# [RECORDS TO PROCESS]
>>>

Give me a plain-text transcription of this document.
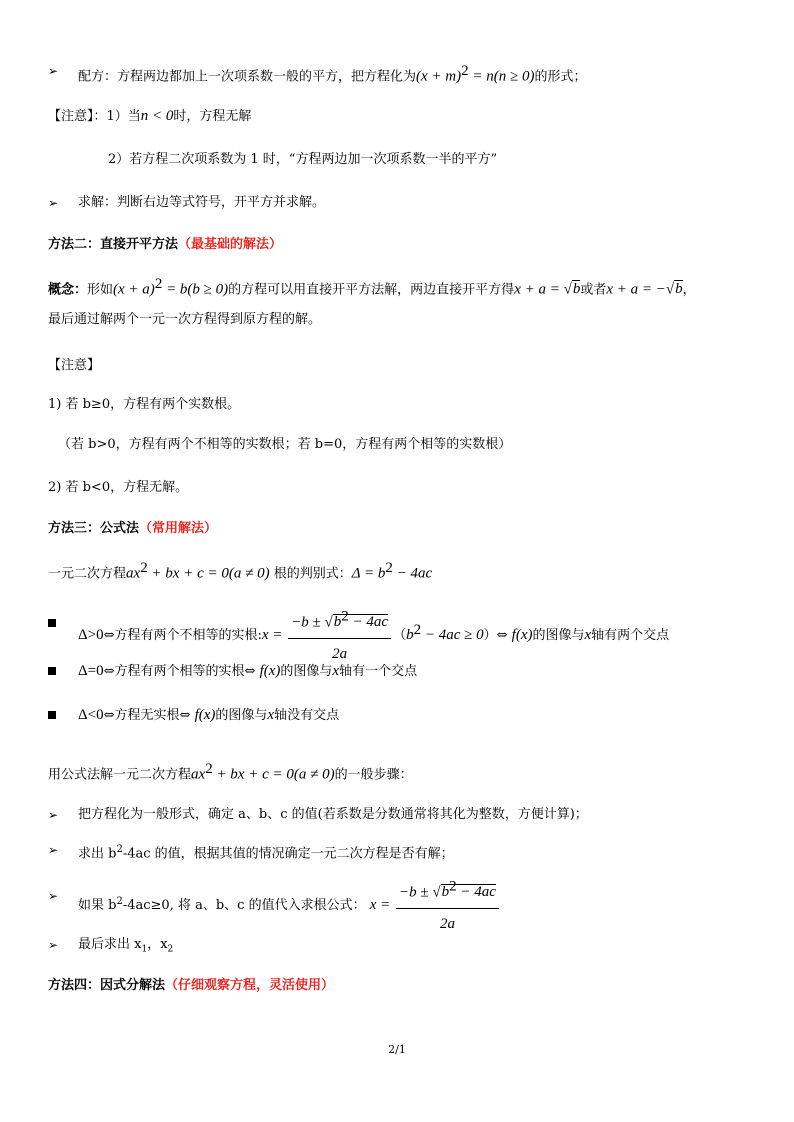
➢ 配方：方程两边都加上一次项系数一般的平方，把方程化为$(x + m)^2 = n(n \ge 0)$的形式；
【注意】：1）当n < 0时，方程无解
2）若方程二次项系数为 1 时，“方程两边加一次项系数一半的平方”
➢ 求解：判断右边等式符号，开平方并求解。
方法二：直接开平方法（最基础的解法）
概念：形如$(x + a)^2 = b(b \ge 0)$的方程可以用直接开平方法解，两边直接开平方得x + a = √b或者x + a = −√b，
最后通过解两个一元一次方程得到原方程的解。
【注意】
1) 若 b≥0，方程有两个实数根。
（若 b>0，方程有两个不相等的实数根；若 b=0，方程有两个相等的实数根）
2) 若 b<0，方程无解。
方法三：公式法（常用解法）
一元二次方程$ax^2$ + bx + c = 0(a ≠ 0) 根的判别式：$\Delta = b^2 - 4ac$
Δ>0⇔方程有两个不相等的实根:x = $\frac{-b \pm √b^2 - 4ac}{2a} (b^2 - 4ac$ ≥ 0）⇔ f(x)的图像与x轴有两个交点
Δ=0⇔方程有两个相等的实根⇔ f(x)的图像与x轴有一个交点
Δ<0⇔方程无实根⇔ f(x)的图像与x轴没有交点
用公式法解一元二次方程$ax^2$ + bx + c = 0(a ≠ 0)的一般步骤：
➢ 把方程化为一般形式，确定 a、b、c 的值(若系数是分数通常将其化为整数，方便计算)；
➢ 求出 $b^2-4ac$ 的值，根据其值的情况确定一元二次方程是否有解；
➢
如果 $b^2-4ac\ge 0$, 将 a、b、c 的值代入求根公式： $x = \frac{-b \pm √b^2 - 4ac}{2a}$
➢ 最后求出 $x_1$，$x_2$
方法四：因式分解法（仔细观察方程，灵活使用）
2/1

<<<

# [WHAT IS ASKED]
Transcribe the whole listing exactly. Pictures stay out of your copy.

# [TASK SOLUTION]
Give me a plain-text transcription of this document.
➢ 配方：方程两边都加上一次项系数一般的平方，把方程化为$(x + m)^2 = n(n \ge 0)$的形式；
【注意】：1）当n < 0时，方程无解
2）若方程二次项系数为 1 时，“方程两边加一次项系数一半的平方”
➢ 求解：判断右边等式符号，开平方并求解。
方法二：直接开平方法（最基础的解法）
概念：形如$(x + a)^2 = b(b \ge 0)$的方程可以用直接开平方法解，两边直接开平方得x + a = √b或者x + a = −√b，
最后通过解两个一元一次方程得到原方程的解。
【注意】
1) 若 b≥0，方程有两个实数根。
（若 b>0，方程有两个不相等的实数根；若 b=0，方程有两个相等的实数根）
2) 若 b<0，方程无解。
方法三：公式法（常用解法）
一元二次方程$ax^2$ + bx + c = 0(a ≠ 0) 根的判别式：$\Delta = b^2 - 4ac$
Δ>0⇔方程有两个不相等的实根:x = $\frac{-b \pm √b^2 - 4ac}{2a} (b^2 - 4ac$ ≥ 0）⇔ f(x)的图像与x轴有两个交点
Δ=0⇔方程有两个相等的实根⇔ f(x)的图像与x轴有一个交点
Δ<0⇔方程无实根⇔ f(x)的图像与x轴没有交点
用公式法解一元二次方程$ax^2$ + bx + c = 0(a ≠ 0)的一般步骤：
➢ 把方程化为一般形式，确定 a、b、c 的值(若系数是分数通常将其化为整数，方便计算)；
➢ 求出 $b^2-4ac$ 的值，根据其值的情况确定一元二次方程是否有解；
➢
如果 $b^2-4ac\ge 0$, 将 a、b、c 的值代入求根公式： $x = \frac{-b \pm √b^2 - 4ac}{2a}$
➢ 最后求出 $x_1$，$x_2$
方法四：因式分解法（仔细观察方程，灵活使用）
2/1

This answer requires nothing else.